**RECORDS TO PROCESS**
◇ ◇ ◇ ◇
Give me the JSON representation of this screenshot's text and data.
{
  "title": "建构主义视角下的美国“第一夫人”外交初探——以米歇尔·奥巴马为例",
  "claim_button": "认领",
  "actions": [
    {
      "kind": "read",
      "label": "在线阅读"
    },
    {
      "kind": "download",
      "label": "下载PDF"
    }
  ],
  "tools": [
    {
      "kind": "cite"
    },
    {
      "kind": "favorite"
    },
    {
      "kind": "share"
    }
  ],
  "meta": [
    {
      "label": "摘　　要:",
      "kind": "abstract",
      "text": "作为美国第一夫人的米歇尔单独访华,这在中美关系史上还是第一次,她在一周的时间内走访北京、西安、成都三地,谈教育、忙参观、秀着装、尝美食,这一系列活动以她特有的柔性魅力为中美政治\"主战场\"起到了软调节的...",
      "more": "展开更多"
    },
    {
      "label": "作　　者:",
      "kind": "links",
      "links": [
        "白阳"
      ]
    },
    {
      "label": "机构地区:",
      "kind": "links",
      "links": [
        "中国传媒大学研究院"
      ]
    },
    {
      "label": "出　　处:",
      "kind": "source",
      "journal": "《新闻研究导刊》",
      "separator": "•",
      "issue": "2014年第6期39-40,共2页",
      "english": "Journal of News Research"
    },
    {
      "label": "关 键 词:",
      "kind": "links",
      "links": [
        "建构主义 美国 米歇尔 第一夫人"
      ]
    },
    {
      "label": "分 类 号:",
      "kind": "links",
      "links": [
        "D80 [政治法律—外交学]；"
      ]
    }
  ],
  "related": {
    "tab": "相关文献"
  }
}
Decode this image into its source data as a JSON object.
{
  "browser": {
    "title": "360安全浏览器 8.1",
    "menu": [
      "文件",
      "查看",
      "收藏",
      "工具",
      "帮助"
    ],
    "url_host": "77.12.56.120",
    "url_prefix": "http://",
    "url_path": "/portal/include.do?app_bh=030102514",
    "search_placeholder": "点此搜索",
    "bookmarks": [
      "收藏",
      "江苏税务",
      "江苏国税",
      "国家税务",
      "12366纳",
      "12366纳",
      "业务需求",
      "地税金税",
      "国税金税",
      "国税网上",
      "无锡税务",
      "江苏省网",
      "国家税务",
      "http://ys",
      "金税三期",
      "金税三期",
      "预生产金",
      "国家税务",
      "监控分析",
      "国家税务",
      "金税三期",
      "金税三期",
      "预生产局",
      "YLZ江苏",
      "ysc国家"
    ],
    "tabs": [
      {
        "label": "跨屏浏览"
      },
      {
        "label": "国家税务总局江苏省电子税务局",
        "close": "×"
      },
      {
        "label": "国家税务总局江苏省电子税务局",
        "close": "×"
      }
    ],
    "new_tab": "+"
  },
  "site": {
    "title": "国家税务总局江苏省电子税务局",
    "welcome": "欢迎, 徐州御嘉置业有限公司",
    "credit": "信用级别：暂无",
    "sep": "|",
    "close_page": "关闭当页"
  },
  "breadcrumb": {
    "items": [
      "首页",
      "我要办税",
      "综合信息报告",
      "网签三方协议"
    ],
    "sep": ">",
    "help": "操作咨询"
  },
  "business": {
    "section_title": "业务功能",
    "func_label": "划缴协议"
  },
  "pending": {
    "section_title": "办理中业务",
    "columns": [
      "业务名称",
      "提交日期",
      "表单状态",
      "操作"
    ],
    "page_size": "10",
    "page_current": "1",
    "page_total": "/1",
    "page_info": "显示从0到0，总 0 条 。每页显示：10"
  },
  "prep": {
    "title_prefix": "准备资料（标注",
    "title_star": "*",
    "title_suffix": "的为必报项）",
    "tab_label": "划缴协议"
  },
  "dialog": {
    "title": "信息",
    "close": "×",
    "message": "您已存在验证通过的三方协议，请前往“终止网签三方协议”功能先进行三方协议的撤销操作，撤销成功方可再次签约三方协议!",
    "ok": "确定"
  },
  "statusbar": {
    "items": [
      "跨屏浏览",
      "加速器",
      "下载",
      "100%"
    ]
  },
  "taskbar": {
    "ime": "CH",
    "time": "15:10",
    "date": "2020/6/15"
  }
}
◇ ◇ ◇ ◇
**JOB**
Write every line of the material above again, exactly.

**EXERCISE ANSWER**
Give me the JSON representation of this screenshot's text and data.
{
  "title": "建构主义视角下的美国“第一夫人”外交初探——以米歇尔·奥巴马为例",
  "claim_button": "认领",
  "actions": [
    {
      "kind": "read",
      "label": "在线阅读"
    },
    {
      "kind": "download",
      "label": "下载PDF"
    }
  ],
  "tools": [
    {
      "kind": "cite"
    },
    {
      "kind": "favorite"
    },
    {
      "kind": "share"
    }
  ],
  "meta": [
    {
      "label": "摘　　要:",
      "kind": "abstract",
      "text": "作为美国第一夫人的米歇尔单独访华,这在中美关系史上还是第一次,她在一周的时间内走访北京、西安、成都三地,谈教育、忙参观、秀着装、尝美食,这一系列活动以她特有的柔性魅力为中美政治\"主战场\"起到了软调节的...",
      "more": "展开更多"
    },
    {
      "label": "作　　者:",
      "kind": "links",
      "links": [
        "白阳"
      ]
    },
    {
      "label": "机构地区:",
      "kind": "links",
      "links": [
        "中国传媒大学研究院"
      ]
    },
    {
      "label": "出　　处:",
      "kind": "source",
      "journal": "《新闻研究导刊》",
      "separator": "•",
      "issue": "2014年第6期39-40,共2页",
      "english": "Journal of News Research"
    },
    {
      "label": "关 键 词:",
      "kind": "links",
      "links": [
        "建构主义 美国 米歇尔 第一夫人"
      ]
    },
    {
      "label": "分 类 号:",
      "kind": "links",
      "links": [
        "D80 [政治法律—外交学]；"
      ]
    }
  ],
  "related": {
    "tab": "相关文献"
  }
}
Decode this image into its source data as a JSON object.
{
  "browser": {
    "title": "360安全浏览器 8.1",
    "menu": [
      "文件",
      "查看",
      "收藏",
      "工具",
      "帮助"
    ],
    "url_host": "77.12.56.120",
    "url_prefix": "http://",
    "url_path": "/portal/include.do?app_bh=030102514",
    "search_placeholder": "点此搜索",
    "bookmarks": [
      "收藏",
      "江苏税务",
      "江苏国税",
      "国家税务",
      "12366纳",
      "12366纳",
      "业务需求",
      "地税金税",
      "国税金税",
      "国税网上",
      "无锡税务",
      "江苏省网",
      "国家税务",
      "http://ys",
      "金税三期",
      "金税三期",
      "预生产金",
      "国家税务",
      "监控分析",
      "国家税务",
      "金税三期",
      "金税三期",
      "预生产局",
      "YLZ江苏",
      "ysc国家"
    ],
    "tabs": [
      {
        "label": "跨屏浏览"
      },
      {
        "label": "国家税务总局江苏省电子税务局",
        "close": "×"
      },
      {
        "label": "国家税务总局江苏省电子税务局",
        "close": "×"
      }
    ],
    "new_tab": "+"
  },
  "site": {
    "title": "国家税务总局江苏省电子税务局",
    "welcome": "欢迎, 徐州御嘉置业有限公司",
    "credit": "信用级别：暂无",
    "sep": "|",
    "close_page": "关闭当页"
  },
  "breadcrumb": {
    "items": [
      "首页",
      "我要办税",
      "综合信息报告",
      "网签三方协议"
    ],
    "sep": ">",
    "help": "操作咨询"
  },
  "business": {
    "section_title": "业务功能",
    "func_label": "划缴协议"
  },
  "pending": {
    "section_title": "办理中业务",
    "columns": [
      "业务名称",
      "提交日期",
      "表单状态",
      "操作"
    ],
    "page_size": "10",
    "page_current": "1",
    "page_total": "/1",
    "page_info": "显示从0到0，总 0 条 。每页显示：10"
  },
  "prep": {
    "title_prefix": "准备资料（标注",
    "title_star": "*",
    "title_suffix": "的为必报项）",
    "tab_label": "划缴协议"
  },
  "dialog": {
    "title": "信息",
    "close": "×",
    "message": "您已存在验证通过的三方协议，请前往“终止网签三方协议”功能先进行三方协议的撤销操作，撤销成功方可再次签约三方协议!",
    "ok": "确定"
  },
  "statusbar": {
    "items": [
      "跨屏浏览",
      "加速器",
      "下载",
      "100%"
    ]
  },
  "taskbar": {
    "ime": "CH",
    "time": "15:10",
    "date": "2020/6/15"
  }
}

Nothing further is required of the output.